■ Problem to solve ■
Assemble all lines in which the string "subscript" appears.

■ Data for this exercise ■

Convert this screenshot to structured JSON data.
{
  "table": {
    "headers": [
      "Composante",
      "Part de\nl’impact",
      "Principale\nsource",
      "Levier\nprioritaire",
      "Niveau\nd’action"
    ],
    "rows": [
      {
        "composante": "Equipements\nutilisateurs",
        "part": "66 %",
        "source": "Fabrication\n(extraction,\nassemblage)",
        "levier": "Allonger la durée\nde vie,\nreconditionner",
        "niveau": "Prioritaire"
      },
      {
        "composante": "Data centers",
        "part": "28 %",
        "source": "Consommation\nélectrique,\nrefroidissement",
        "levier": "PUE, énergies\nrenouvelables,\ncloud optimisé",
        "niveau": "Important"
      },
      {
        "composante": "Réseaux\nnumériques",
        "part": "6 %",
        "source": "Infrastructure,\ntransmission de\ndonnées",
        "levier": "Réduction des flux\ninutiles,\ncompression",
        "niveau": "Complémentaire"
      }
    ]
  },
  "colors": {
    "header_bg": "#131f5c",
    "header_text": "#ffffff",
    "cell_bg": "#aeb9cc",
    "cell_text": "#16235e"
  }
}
...
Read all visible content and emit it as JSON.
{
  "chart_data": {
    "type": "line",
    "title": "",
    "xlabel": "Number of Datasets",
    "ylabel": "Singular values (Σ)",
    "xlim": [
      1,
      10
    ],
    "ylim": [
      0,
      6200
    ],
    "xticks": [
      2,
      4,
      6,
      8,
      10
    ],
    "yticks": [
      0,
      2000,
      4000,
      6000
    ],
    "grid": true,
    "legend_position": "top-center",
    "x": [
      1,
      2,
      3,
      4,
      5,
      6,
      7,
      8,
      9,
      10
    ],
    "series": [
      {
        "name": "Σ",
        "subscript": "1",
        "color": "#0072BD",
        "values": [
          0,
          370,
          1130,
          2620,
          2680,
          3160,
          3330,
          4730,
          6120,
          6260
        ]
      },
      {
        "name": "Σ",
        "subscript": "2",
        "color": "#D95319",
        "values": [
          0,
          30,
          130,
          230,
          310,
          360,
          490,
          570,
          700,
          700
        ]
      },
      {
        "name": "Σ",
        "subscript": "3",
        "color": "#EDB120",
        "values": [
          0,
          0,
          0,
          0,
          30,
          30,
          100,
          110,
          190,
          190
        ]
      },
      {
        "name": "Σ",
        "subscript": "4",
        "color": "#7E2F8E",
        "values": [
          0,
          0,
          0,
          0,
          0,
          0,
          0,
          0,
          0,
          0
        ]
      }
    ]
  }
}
---
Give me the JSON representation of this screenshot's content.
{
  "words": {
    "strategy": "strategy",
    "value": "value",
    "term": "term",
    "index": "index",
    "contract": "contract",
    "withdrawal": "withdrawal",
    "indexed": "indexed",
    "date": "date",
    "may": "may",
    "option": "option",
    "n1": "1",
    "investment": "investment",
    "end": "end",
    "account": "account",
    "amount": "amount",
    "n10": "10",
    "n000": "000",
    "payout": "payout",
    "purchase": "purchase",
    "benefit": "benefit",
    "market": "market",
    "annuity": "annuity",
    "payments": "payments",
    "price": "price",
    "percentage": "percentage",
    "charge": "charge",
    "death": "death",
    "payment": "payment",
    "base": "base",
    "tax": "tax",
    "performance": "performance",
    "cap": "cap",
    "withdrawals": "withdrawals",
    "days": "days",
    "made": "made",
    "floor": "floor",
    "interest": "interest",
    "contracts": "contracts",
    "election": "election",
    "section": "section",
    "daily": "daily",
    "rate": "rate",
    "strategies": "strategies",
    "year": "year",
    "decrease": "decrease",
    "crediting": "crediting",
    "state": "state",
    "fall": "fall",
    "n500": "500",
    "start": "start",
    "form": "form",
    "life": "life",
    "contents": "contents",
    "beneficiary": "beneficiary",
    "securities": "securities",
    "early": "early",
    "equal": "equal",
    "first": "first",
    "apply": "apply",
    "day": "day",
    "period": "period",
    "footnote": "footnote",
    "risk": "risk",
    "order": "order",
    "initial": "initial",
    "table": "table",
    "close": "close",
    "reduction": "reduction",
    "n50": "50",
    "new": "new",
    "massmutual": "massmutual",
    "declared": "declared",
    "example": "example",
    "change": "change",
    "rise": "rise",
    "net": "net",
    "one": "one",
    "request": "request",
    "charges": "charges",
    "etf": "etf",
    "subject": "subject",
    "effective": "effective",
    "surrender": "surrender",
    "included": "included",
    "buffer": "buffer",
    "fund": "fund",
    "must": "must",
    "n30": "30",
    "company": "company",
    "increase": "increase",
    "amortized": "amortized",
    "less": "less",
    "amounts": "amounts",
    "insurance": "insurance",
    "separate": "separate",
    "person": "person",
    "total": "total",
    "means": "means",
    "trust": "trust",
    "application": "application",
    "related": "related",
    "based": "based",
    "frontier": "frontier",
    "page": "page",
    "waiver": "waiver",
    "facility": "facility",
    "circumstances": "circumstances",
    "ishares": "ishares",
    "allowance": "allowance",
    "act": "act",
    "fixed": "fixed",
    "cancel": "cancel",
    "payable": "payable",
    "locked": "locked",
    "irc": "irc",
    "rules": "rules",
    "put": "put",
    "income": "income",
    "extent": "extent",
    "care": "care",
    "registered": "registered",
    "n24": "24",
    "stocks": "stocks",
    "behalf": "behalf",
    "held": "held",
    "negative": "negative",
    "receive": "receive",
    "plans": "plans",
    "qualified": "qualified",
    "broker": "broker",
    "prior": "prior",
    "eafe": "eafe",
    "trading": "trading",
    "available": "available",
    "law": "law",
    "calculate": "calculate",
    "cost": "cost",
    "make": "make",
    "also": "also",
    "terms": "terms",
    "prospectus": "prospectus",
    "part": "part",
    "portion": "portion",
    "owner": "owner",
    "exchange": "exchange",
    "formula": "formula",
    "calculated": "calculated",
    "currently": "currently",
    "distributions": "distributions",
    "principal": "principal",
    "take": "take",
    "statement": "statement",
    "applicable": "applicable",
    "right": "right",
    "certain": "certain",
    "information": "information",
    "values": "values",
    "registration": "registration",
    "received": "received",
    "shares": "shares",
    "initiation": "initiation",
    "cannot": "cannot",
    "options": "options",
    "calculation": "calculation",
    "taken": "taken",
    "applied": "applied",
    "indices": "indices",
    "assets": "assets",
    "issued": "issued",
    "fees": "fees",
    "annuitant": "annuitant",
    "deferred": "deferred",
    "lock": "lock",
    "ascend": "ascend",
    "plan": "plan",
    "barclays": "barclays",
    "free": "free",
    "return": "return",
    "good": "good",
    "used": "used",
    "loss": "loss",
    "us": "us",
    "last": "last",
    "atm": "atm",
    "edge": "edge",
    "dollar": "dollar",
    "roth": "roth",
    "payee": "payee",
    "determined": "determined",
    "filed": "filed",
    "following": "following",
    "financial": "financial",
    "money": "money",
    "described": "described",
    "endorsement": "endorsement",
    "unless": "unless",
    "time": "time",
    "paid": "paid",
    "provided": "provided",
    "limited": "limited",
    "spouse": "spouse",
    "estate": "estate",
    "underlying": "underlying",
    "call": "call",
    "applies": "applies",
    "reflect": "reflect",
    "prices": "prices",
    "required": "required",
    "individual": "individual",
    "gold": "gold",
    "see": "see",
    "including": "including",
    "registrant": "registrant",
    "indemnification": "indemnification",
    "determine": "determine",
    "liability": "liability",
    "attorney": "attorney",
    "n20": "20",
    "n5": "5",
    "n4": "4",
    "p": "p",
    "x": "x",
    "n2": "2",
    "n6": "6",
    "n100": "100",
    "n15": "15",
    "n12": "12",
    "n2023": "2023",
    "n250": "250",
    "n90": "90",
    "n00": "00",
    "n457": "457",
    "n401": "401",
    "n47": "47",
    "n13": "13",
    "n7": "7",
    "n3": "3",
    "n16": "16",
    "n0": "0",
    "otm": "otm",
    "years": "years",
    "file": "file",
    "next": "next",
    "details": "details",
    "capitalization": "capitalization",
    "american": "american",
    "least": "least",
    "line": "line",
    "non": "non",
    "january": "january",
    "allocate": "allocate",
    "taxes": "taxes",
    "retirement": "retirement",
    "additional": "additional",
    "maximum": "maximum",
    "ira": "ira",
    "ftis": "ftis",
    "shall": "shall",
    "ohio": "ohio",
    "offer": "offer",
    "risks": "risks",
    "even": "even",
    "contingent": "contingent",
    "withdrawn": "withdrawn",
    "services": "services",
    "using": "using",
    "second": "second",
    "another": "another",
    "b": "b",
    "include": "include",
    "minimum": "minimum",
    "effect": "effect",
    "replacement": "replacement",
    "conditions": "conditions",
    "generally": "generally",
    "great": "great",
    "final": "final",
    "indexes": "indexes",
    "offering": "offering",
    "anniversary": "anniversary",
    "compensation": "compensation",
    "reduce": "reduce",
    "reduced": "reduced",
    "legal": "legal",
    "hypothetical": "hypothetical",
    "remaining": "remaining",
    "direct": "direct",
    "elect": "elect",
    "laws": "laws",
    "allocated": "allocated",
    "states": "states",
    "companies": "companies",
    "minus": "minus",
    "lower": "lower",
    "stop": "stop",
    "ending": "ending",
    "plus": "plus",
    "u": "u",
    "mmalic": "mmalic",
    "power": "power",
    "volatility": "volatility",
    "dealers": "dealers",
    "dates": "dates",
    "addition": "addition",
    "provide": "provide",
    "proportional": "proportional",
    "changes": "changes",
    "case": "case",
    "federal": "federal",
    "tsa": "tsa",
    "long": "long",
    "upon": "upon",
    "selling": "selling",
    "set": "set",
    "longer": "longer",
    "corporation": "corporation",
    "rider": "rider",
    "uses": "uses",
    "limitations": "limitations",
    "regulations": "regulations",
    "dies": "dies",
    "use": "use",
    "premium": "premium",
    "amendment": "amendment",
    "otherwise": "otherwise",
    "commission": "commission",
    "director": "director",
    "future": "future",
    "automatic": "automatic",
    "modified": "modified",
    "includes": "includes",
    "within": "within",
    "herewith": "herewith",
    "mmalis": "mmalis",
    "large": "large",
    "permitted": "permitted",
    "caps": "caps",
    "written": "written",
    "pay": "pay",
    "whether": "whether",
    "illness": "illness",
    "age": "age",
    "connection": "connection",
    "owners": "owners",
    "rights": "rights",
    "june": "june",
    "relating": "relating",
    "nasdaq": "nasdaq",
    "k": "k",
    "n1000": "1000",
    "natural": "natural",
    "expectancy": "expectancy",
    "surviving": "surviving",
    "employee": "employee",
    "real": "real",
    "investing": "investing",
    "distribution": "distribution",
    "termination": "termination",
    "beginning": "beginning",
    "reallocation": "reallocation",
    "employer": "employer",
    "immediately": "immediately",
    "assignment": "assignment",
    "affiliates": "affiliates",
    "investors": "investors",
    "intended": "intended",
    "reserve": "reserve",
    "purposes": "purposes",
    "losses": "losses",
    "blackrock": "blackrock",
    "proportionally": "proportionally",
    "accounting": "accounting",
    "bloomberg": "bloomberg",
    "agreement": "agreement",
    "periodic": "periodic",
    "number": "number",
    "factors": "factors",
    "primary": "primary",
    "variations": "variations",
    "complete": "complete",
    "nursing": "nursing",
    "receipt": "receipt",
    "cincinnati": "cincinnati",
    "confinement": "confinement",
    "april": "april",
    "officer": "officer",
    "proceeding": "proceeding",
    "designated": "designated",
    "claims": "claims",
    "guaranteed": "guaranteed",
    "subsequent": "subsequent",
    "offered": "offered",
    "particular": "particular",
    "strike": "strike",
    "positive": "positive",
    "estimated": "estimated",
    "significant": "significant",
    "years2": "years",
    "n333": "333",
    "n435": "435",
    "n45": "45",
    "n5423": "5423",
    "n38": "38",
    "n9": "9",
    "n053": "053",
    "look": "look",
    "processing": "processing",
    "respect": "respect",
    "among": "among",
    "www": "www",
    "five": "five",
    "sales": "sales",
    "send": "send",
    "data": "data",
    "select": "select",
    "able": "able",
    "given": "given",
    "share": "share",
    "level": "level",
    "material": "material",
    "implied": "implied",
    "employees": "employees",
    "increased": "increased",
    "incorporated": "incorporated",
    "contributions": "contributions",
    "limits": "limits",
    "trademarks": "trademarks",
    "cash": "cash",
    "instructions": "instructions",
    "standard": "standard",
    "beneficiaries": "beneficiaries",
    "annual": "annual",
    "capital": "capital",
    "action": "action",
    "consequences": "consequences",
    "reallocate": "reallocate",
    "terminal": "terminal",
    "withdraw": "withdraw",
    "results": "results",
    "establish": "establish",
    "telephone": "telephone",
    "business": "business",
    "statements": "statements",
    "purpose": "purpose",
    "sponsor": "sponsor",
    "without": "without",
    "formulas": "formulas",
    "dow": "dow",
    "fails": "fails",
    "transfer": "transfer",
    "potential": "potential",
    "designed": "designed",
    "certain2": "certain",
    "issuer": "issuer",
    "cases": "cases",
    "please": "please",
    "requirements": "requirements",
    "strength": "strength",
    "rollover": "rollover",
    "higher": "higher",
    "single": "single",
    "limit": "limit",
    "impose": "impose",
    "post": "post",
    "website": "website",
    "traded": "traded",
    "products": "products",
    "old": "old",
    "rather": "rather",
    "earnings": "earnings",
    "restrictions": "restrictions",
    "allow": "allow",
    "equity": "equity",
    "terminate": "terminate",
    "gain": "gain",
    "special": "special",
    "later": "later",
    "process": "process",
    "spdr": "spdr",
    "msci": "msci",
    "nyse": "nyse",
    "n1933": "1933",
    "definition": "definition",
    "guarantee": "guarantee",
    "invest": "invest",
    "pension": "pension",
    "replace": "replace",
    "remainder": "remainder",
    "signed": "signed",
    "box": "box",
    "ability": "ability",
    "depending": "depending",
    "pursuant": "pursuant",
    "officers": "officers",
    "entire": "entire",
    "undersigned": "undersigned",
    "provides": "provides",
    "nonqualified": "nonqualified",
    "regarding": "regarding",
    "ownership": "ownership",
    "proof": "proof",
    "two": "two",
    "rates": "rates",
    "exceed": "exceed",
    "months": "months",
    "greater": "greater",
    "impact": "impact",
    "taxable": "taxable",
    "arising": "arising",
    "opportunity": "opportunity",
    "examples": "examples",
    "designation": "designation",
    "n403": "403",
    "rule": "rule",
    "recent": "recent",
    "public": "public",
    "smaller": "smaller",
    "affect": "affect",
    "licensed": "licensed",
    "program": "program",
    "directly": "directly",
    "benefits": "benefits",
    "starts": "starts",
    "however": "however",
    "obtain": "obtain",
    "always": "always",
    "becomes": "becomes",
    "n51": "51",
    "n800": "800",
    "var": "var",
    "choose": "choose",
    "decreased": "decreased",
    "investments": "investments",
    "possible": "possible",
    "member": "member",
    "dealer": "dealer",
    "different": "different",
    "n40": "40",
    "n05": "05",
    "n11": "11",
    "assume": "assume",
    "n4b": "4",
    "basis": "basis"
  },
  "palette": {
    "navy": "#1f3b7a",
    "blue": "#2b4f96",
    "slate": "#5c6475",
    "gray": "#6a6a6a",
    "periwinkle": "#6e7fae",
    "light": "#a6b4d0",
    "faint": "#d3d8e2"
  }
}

■ Response to the exercise ■
        "subscript": "1",
        "subscript": "2",
        "subscript": "3",
        "subscript": "4",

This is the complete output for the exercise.